WHAT TO WORK ON
Reproduce the data in its entirety, exactly as supplied.
--- START MATERIAL SHOWN ---
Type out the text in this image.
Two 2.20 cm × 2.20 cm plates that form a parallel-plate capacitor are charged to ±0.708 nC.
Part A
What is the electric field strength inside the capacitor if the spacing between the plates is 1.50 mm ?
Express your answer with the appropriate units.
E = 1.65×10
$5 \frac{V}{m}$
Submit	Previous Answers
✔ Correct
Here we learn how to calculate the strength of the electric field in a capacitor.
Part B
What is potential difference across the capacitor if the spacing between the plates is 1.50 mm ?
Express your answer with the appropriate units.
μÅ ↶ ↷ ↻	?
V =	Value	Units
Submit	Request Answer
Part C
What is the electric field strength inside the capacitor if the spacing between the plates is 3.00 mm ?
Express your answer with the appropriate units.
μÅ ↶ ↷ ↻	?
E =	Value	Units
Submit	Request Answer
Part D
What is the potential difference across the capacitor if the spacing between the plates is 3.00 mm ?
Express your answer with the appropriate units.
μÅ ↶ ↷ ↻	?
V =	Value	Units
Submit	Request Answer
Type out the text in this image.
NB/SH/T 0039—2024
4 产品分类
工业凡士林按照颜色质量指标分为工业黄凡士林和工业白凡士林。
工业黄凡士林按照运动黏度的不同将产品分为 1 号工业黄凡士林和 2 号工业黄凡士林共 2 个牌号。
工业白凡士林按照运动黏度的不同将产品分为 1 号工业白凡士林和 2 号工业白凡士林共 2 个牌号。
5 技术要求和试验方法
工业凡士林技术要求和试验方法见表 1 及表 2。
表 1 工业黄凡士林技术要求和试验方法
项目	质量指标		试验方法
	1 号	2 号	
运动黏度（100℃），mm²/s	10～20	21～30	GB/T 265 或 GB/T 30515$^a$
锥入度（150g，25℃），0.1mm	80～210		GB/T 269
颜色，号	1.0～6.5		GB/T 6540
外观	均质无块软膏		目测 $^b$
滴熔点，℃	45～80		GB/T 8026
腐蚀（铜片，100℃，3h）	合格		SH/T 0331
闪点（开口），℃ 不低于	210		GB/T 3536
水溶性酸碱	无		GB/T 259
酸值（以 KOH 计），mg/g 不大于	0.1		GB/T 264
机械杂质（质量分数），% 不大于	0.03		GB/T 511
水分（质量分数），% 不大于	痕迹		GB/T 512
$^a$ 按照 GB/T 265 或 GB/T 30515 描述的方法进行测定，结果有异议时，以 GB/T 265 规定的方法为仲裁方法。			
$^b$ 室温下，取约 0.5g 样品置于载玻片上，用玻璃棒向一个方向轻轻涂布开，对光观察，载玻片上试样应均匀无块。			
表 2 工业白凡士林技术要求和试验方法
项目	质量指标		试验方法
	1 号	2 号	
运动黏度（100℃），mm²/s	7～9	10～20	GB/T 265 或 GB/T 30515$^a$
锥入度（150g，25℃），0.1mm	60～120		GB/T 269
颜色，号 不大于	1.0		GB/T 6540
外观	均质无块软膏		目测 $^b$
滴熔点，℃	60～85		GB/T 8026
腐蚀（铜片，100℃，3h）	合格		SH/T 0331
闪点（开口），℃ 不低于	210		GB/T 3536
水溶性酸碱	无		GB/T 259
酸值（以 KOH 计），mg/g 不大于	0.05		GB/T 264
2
--- END MATERIAL SHOWN ---
WRITTEN RESPONSE
Type out the text in this image.
Two 2.20 cm × 2.20 cm plates that form a parallel-plate capacitor are charged to ±0.708 nC.
Part A
What is the electric field strength inside the capacitor if the spacing between the plates is 1.50 mm ?
Express your answer with the appropriate units.
E = 1.65×10
$5 \frac{V}{m}$
Submit	Previous Answers
✔ Correct
Here we learn how to calculate the strength of the electric field in a capacitor.
Part B
What is potential difference across the capacitor if the spacing between the plates is 1.50 mm ?
Express your answer with the appropriate units.
μÅ ↶ ↷ ↻	?
V =	Value	Units
Submit	Request Answer
Part C
What is the electric field strength inside the capacitor if the spacing between the plates is 3.00 mm ?
Express your answer with the appropriate units.
μÅ ↶ ↷ ↻	?
E =	Value	Units
Submit	Request Answer
Part D
What is the potential difference across the capacitor if the spacing between the plates is 3.00 mm ?
Express your answer with the appropriate units.
μÅ ↶ ↷ ↻	?
V =	Value	Units
Submit	Request Answer
Type out the text in this image.
NB/SH/T 0039—2024
4 产品分类
工业凡士林按照颜色质量指标分为工业黄凡士林和工业白凡士林。
工业黄凡士林按照运动黏度的不同将产品分为 1 号工业黄凡士林和 2 号工业黄凡士林共 2 个牌号。
工业白凡士林按照运动黏度的不同将产品分为 1 号工业白凡士林和 2 号工业白凡士林共 2 个牌号。
5 技术要求和试验方法
工业凡士林技术要求和试验方法见表 1 及表 2。
表 1 工业黄凡士林技术要求和试验方法
项目	质量指标		试验方法
	1 号	2 号	
运动黏度（100℃），mm²/s	10～20	21～30	GB/T 265 或 GB/T 30515$^a$
锥入度（150g，25℃），0.1mm	80～210		GB/T 269
颜色，号	1.0～6.5		GB/T 6540
外观	均质无块软膏		目测 $^b$
滴熔点，℃	45～80		GB/T 8026
腐蚀（铜片，100℃，3h）	合格		SH/T 0331
闪点（开口），℃ 不低于	210		GB/T 3536
水溶性酸碱	无		GB/T 259
酸值（以 KOH 计），mg/g 不大于	0.1		GB/T 264
机械杂质（质量分数），% 不大于	0.03		GB/T 511
水分（质量分数），% 不大于	痕迹		GB/T 512
$^a$ 按照 GB/T 265 或 GB/T 30515 描述的方法进行测定，结果有异议时，以 GB/T 265 规定的方法为仲裁方法。			
$^b$ 室温下，取约 0.5g 样品置于载玻片上，用玻璃棒向一个方向轻轻涂布开，对光观察，载玻片上试样应均匀无块。			
表 2 工业白凡士林技术要求和试验方法
项目	质量指标		试验方法
	1 号	2 号	
运动黏度（100℃），mm²/s	7～9	10～20	GB/T 265 或 GB/T 30515$^a$
锥入度（150g，25℃），0.1mm	60～120		GB/T 269
颜色，号 不大于	1.0		GB/T 6540
外观	均质无块软膏		目测 $^b$
滴熔点，℃	60～85		GB/T 8026
腐蚀（铜片，100℃，3h）	合格		SH/T 0331
闪点（开口），℃ 不低于	210		GB/T 3536
水溶性酸碱	无		GB/T 259
酸值（以 KOH 计），mg/g 不大于	0.05		GB/T 264
2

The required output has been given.